**Objective**
Search the data for the word "ODataMetadata" and copy every line that contains it.

**Dataset**

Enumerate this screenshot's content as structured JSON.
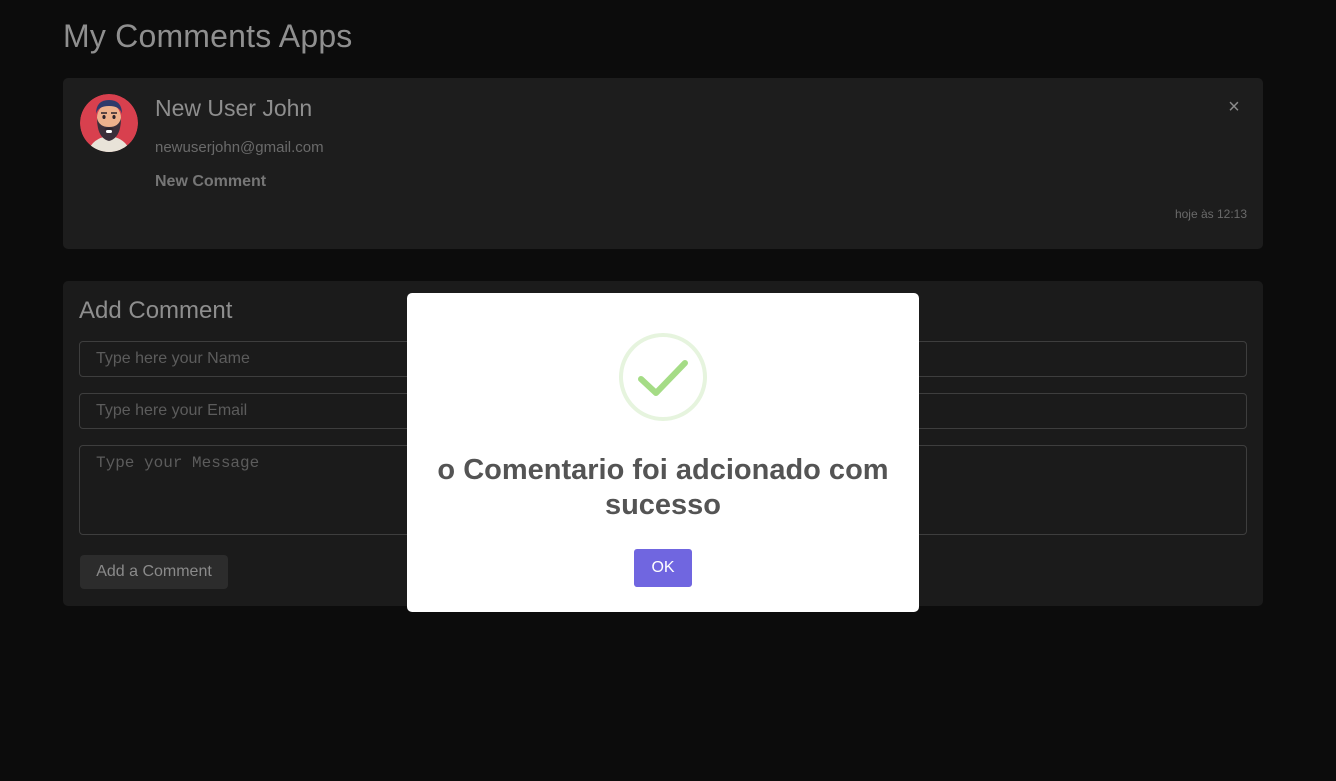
{
  "app": {
    "title": "My Comments Apps"
  },
  "comment": {
    "author_name": "New User John",
    "author_email": "newuserjohn@gmail.com",
    "message": "New Comment",
    "timestamp": "hoje às 12:13",
    "close_label": "×",
    "avatar_icon": "bearded-man-avatar"
  },
  "form": {
    "title": "Add Comment",
    "name_placeholder": "Type here your Name",
    "email_placeholder": "Type here your Email",
    "message_placeholder": "Type your Message",
    "submit_label": "Add a Comment"
  },
  "modal": {
    "icon": "success-check-icon",
    "title": "o Comentario foi adcionado com sucesso",
    "confirm_label": "OK",
    "confirm_color": "#7066e0",
    "success_color": "#a5dc86"
  }
}
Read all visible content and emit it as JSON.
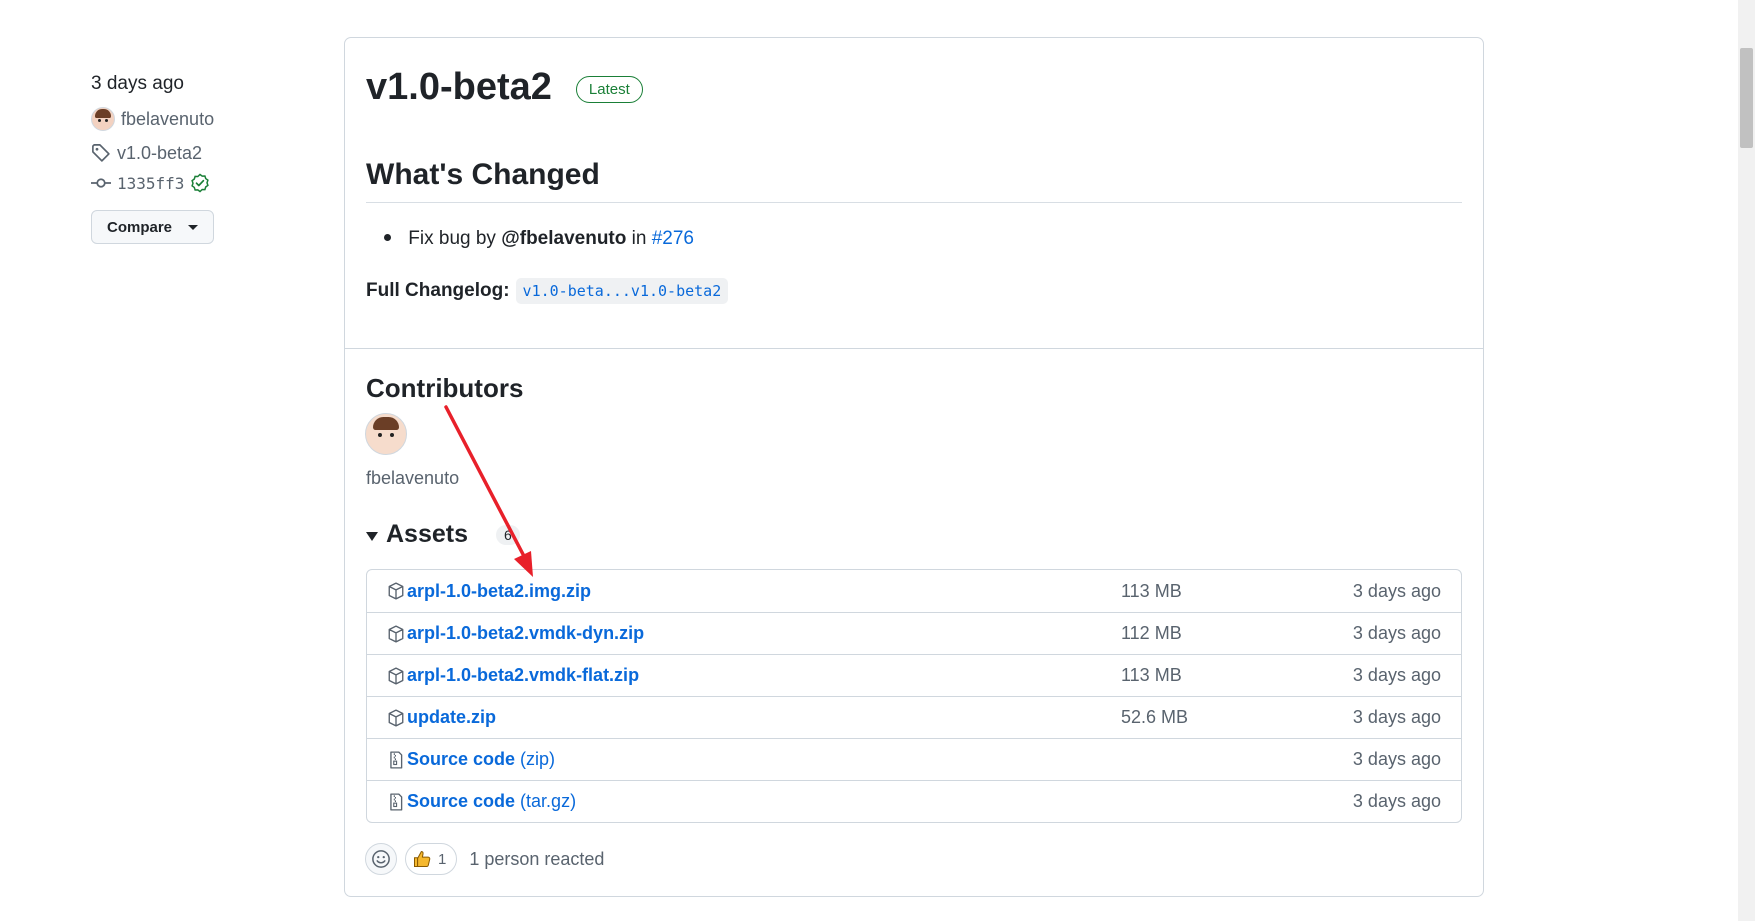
{
  "meta": {
    "date": "3 days ago",
    "author": "fbelavenuto",
    "tag": "v1.0-beta2",
    "commit": "1335ff3",
    "compare_label": "Compare"
  },
  "release": {
    "title": "v1.0-beta2",
    "badge": "Latest",
    "whats_changed": "What's Changed",
    "change_item": {
      "prefix": "Fix bug by",
      "user": "@fbelavenuto",
      "in": "in",
      "pr": "#276"
    },
    "changelog_label": "Full Changelog:",
    "changelog_link": "v1.0-beta...v1.0-beta2"
  },
  "contributors": {
    "title": "Contributors",
    "name": "fbelavenuto"
  },
  "assets": {
    "title": "Assets",
    "count": "6",
    "rows": [
      {
        "name": "arpl-1.0-beta2.img.zip",
        "suffix": "",
        "size": "113 MB",
        "date": "3 days ago",
        "icon": "package-icon"
      },
      {
        "name": "arpl-1.0-beta2.vmdk-dyn.zip",
        "suffix": "",
        "size": "112 MB",
        "date": "3 days ago",
        "icon": "package-icon"
      },
      {
        "name": "arpl-1.0-beta2.vmdk-flat.zip",
        "suffix": "",
        "size": "113 MB",
        "date": "3 days ago",
        "icon": "package-icon"
      },
      {
        "name": "update.zip",
        "suffix": "",
        "size": "52.6 MB",
        "date": "3 days ago",
        "icon": "package-icon"
      },
      {
        "name": "Source code",
        "suffix": "(zip)",
        "size": "",
        "date": "3 days ago",
        "icon": "file-zip-icon"
      },
      {
        "name": "Source code",
        "suffix": "(tar.gz)",
        "size": "",
        "date": "3 days ago",
        "icon": "file-zip-icon"
      }
    ]
  },
  "reactions": {
    "thumbs_count": "1",
    "summary": "1 person reacted"
  },
  "colors": {
    "link": "#0969da",
    "latest_badge": "#1a7f37",
    "annotation_arrow": "#e8202a"
  }
}
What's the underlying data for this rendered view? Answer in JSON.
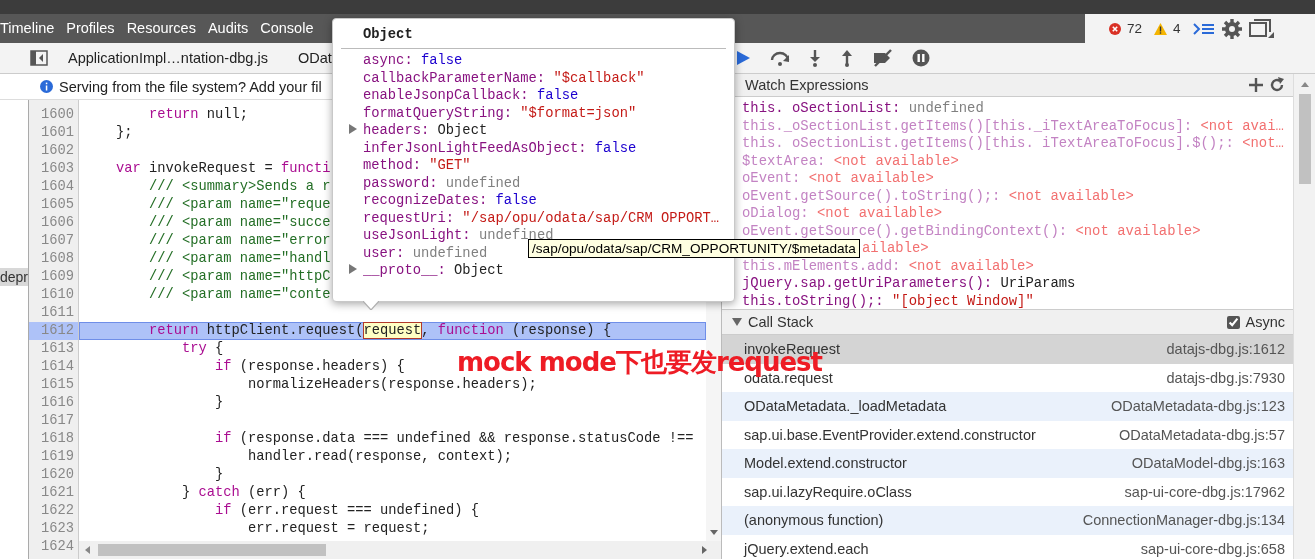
{
  "main_toolbar": {
    "tabs": [
      {
        "label": "Timeline",
        "selected": false
      },
      {
        "label": "Profiles",
        "selected": false
      },
      {
        "label": "Resources",
        "selected": false
      },
      {
        "label": "Audits",
        "selected": false
      },
      {
        "label": "Console",
        "selected": false
      }
    ],
    "error_count": "72",
    "warning_count": "4"
  },
  "file_tabs": [
    {
      "label": "ApplicationImpl…ntation-dbg.js"
    },
    {
      "label": "ODat"
    }
  ],
  "info_bar": {
    "message": "Serving from the file system? Add your fil"
  },
  "navigator": {
    "label": "depr"
  },
  "editor": {
    "lines": [
      {
        "number": "1600",
        "current": false,
        "code": [
          {
            "text": "        return",
            "kind": "keyword"
          },
          {
            "text": " null;",
            "kind": "plain"
          }
        ]
      },
      {
        "number": "1601",
        "current": false,
        "code": [
          {
            "text": "    };",
            "kind": "plain"
          }
        ]
      },
      {
        "number": "1602",
        "current": false
      },
      {
        "number": "1603",
        "current": false,
        "code": [
          {
            "text": "    var",
            "kind": "keyword"
          },
          {
            "text": " invokeRequest = ",
            "kind": "plain"
          },
          {
            "text": "functi",
            "kind": "keyword"
          }
        ]
      },
      {
        "number": "1604",
        "current": false,
        "code": [
          {
            "text": "        /// <summary>Sends a r",
            "kind": "comment"
          }
        ]
      },
      {
        "number": "1605",
        "current": false,
        "code": [
          {
            "text": "        /// <param name=\"reque",
            "kind": "comment"
          }
        ]
      },
      {
        "number": "1606",
        "current": false,
        "code": [
          {
            "text": "        /// <param name=\"succe",
            "kind": "comment"
          }
        ]
      },
      {
        "number": "1607",
        "current": false,
        "code": [
          {
            "text": "        /// <param name=\"error",
            "kind": "comment"
          }
        ]
      },
      {
        "number": "1608",
        "current": false,
        "code": [
          {
            "text": "        /// <param name=\"handl",
            "kind": "comment"
          }
        ]
      },
      {
        "number": "1609",
        "current": false,
        "code": [
          {
            "text": "        /// <param name=\"httpC",
            "kind": "comment"
          }
        ]
      },
      {
        "number": "1610",
        "current": false,
        "code": [
          {
            "text": "        /// <param name=\"conte",
            "kind": "comment"
          }
        ]
      },
      {
        "number": "1611",
        "current": false
      },
      {
        "number": "1612",
        "current": true,
        "code": [
          {
            "text": "        return",
            "kind": "keyword"
          },
          {
            "text": " httpClient.request(",
            "kind": "plain"
          },
          {
            "text": "request",
            "kind": "highlight"
          },
          {
            "text": ", ",
            "kind": "plain"
          },
          {
            "text": "function",
            "kind": "keyword"
          },
          {
            "text": " (response) {",
            "kind": "plain"
          }
        ]
      },
      {
        "number": "1613",
        "current": false,
        "code": [
          {
            "text": "            try",
            "kind": "keyword"
          },
          {
            "text": " {",
            "kind": "plain"
          }
        ]
      },
      {
        "number": "1614",
        "current": false,
        "code": [
          {
            "text": "                if",
            "kind": "keyword"
          },
          {
            "text": " (response.headers) {",
            "kind": "plain"
          }
        ]
      },
      {
        "number": "1615",
        "current": false,
        "code": [
          {
            "text": "                    normalizeHeaders(response.headers);",
            "kind": "plain"
          }
        ]
      },
      {
        "number": "1616",
        "current": false,
        "code": [
          {
            "text": "                }",
            "kind": "plain"
          }
        ]
      },
      {
        "number": "1617",
        "current": false
      },
      {
        "number": "1618",
        "current": false,
        "code": [
          {
            "text": "                if",
            "kind": "keyword"
          },
          {
            "text": " (response.data === undefined && response.statusCode !==",
            "kind": "plain"
          }
        ]
      },
      {
        "number": "1619",
        "current": false,
        "code": [
          {
            "text": "                    handler.read(response, context);",
            "kind": "plain"
          }
        ]
      },
      {
        "number": "1620",
        "current": false,
        "code": [
          {
            "text": "                }",
            "kind": "plain"
          }
        ]
      },
      {
        "number": "1621",
        "current": false,
        "code": [
          {
            "text": "            } ",
            "kind": "plain"
          },
          {
            "text": "catch",
            "kind": "keyword"
          },
          {
            "text": " (err) {",
            "kind": "plain"
          }
        ]
      },
      {
        "number": "1622",
        "current": false,
        "code": [
          {
            "text": "                if",
            "kind": "keyword"
          },
          {
            "text": " (err.request === undefined) {",
            "kind": "plain"
          }
        ]
      },
      {
        "number": "1623",
        "current": false,
        "code": [
          {
            "text": "                    err.request = request;",
            "kind": "plain"
          }
        ]
      },
      {
        "number": "1624",
        "current": false
      }
    ]
  },
  "watch_expressions": {
    "title": "Watch Expressions",
    "items": [
      {
        "name": "this. oSectionList:",
        "value": "undefined",
        "kind": "undefined"
      },
      {
        "name": "this._oSectionList.getItems()[this._iTextAreaToFocus]:",
        "value": "<not avai…",
        "kind": "unavailable"
      },
      {
        "name": "this. oSectionList.getItems()[this. iTextAreaToFocus].$();:",
        "value": "<not…",
        "kind": "unavailable"
      },
      {
        "name": "$textArea:",
        "value": "<not available>",
        "kind": "unavailable"
      },
      {
        "name": "oEvent:",
        "value": "<not available>",
        "kind": "unavailable"
      },
      {
        "name": "oEvent.getSource().toString();:",
        "value": "<not available>",
        "kind": "unavailable"
      },
      {
        "name": "oDialog:",
        "value": "<not available>",
        "kind": "unavailable"
      },
      {
        "name": "oEvent.getSource().getBindingContext():",
        "value": "<not available>",
        "kind": "unavailable"
      },
      {
        "value": "ailable>",
        "kind": "unavailable"
      },
      {
        "name": "this.mElements.add:",
        "value": "<not available>",
        "kind": "unavailable"
      },
      {
        "name": "jQuery.sap.getUriParameters():",
        "value": "UriParams",
        "kind": "object"
      },
      {
        "name": "this.toString();:",
        "value": "\"[object Window]\"",
        "kind": "string"
      }
    ]
  },
  "call_stack": {
    "title": "Call Stack",
    "async_label": "Async",
    "async_checked": true,
    "frames": [
      {
        "function": "invokeRequest",
        "location": "datajs-dbg.js:1612",
        "selected": true
      },
      {
        "function": "odata.request",
        "location": "datajs-dbg.js:7930",
        "selected": false
      },
      {
        "function": "ODataMetadata._loadMetadata",
        "location": "ODataMetadata-dbg.js:123",
        "selected": false
      },
      {
        "function": "sap.ui.base.EventProvider.extend.constructor",
        "location": "ODataMetadata-dbg.js:57",
        "selected": false
      },
      {
        "function": "Model.extend.constructor",
        "location": "ODataModel-dbg.js:163",
        "selected": false
      },
      {
        "function": "sap.ui.lazyRequire.oClass",
        "location": "sap-ui-core-dbg.js:17962",
        "selected": false
      },
      {
        "function": "(anonymous function)",
        "location": "ConnectionManager-dbg.js:134",
        "selected": false
      },
      {
        "function": "jQuery.extend.each",
        "location": "sap-ui-core-dbg.js:658",
        "selected": false
      }
    ]
  },
  "object_popover": {
    "title": "Object",
    "properties": [
      {
        "key": "async:",
        "value": "false",
        "kind": "boolean",
        "expandable": false
      },
      {
        "key": "callbackParameterName:",
        "value": "\"$callback\"",
        "kind": "string",
        "expandable": false
      },
      {
        "key": "enableJsonpCallback:",
        "value": "false",
        "kind": "boolean",
        "expandable": false
      },
      {
        "key": "formatQueryString:",
        "value": "\"$format=json\"",
        "kind": "string",
        "expandable": false
      },
      {
        "key": "headers:",
        "value": "Object",
        "kind": "object",
        "expandable": true
      },
      {
        "key": "inferJsonLightFeedAsObject:",
        "value": "false",
        "kind": "boolean",
        "expandable": false
      },
      {
        "key": "method:",
        "value": "\"GET\"",
        "kind": "string",
        "expandable": false
      },
      {
        "key": "password:",
        "value": "undefined",
        "kind": "undefined",
        "expandable": false
      },
      {
        "key": "recognizeDates:",
        "value": "false",
        "kind": "boolean",
        "expandable": false
      },
      {
        "key": "requestUri:",
        "value": "\"/sap/opu/odata/sap/CRM OPPORT…",
        "kind": "string",
        "expandable": false
      },
      {
        "key": "useJsonLight:",
        "value": "undefined",
        "kind": "undefined",
        "expandable": false
      },
      {
        "key": "user:",
        "value": "undefined",
        "kind": "undefined",
        "expandable": false
      },
      {
        "key": "__proto__:",
        "value": "Object",
        "kind": "object",
        "expandable": true
      }
    ]
  },
  "tooltip": {
    "text": "/sap/opu/odata/sap/CRM_OPPORTUNITY/$metadata"
  },
  "annotation": {
    "text": "mock mode下也要发request"
  }
}
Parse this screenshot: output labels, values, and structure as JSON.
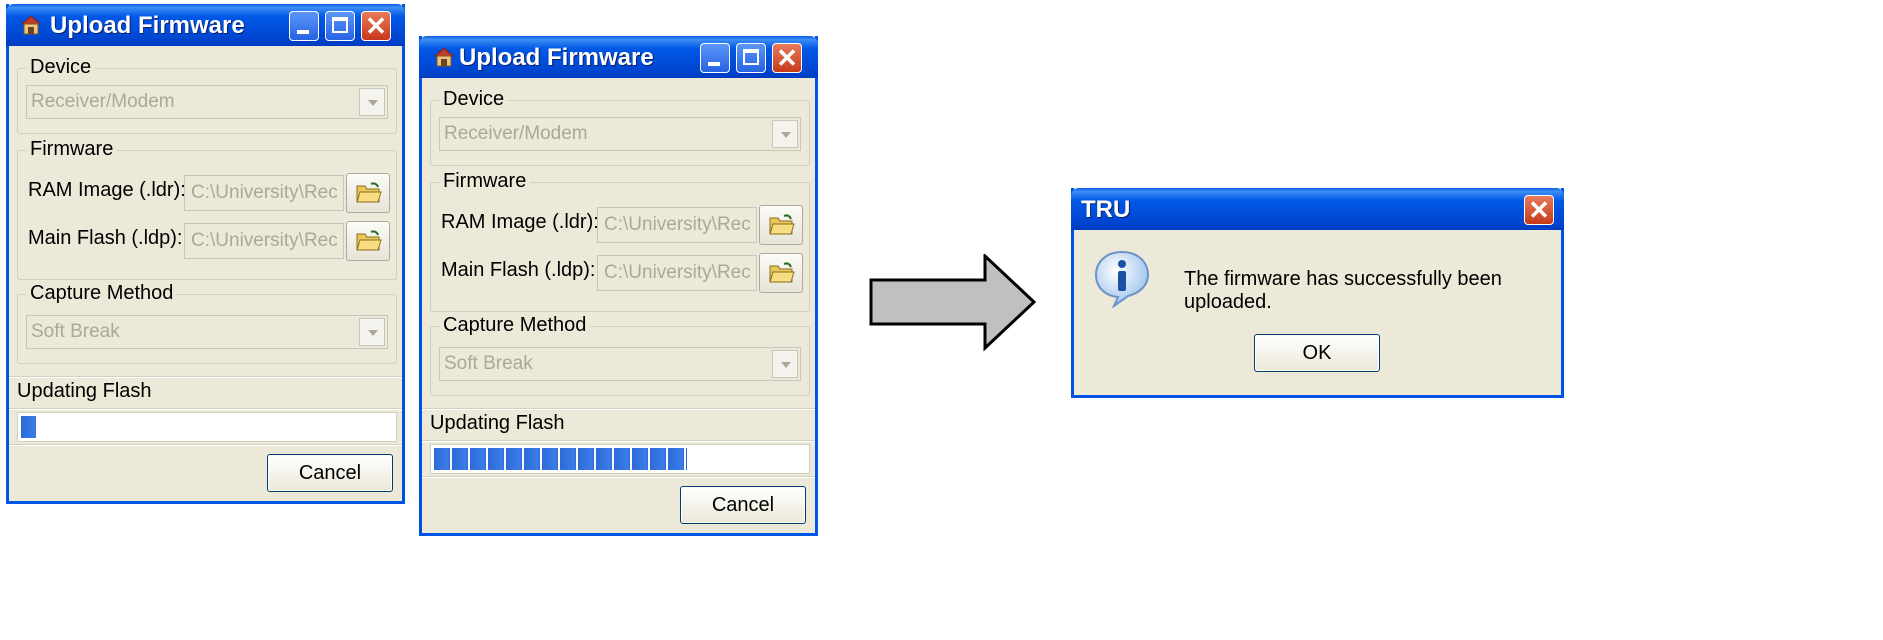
{
  "left_window": {
    "title": "Upload Firmware",
    "device_group": "Device",
    "device_value": "Receiver/Modem",
    "firmware_group": "Firmware",
    "ram_label": "RAM Image (.ldr):",
    "ram_value": "C:\\University\\Rec",
    "flash_label": "Main Flash (.ldp):",
    "flash_value": "C:\\University\\Rec",
    "capture_group": "Capture Method",
    "capture_value": "Soft Break",
    "status": "Updating Flash",
    "progress_fraction": 0.04,
    "cancel_label": "Cancel"
  },
  "middle_window": {
    "title": "Upload Firmware",
    "device_group": "Device",
    "device_value": "Receiver/Modem",
    "firmware_group": "Firmware",
    "ram_label": "RAM Image (.ldr):",
    "ram_value": "C:\\University\\Rec",
    "flash_label": "Main Flash (.ldp):",
    "flash_value": "C:\\University\\Rec",
    "capture_group": "Capture Method",
    "capture_value": "Soft Break",
    "status": "Updating Flash",
    "progress_fraction": 0.68,
    "cancel_label": "Cancel"
  },
  "dialog": {
    "title": "TRU",
    "message": "The firmware has successfully been uploaded.",
    "ok_label": "OK"
  },
  "colors": {
    "titlebar": "#0054e3",
    "window_bg": "#ece9d8",
    "progress": "#2c6ad8",
    "close_button": "#c8381a"
  },
  "icons": {
    "app": "app-icon",
    "minimize": "minimize-icon",
    "maximize": "maximize-icon",
    "close": "close-icon",
    "folder": "folder-open-icon",
    "dropdown": "chevron-down-icon",
    "info": "info-icon",
    "arrow": "arrow-right-icon"
  }
}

**Correct output**
        "function": "ODataMetadata._loadMetadata",
        "location": "ODataMetadata-dbg.js:123",
        "location": "ODataMetadata-dbg.js:57",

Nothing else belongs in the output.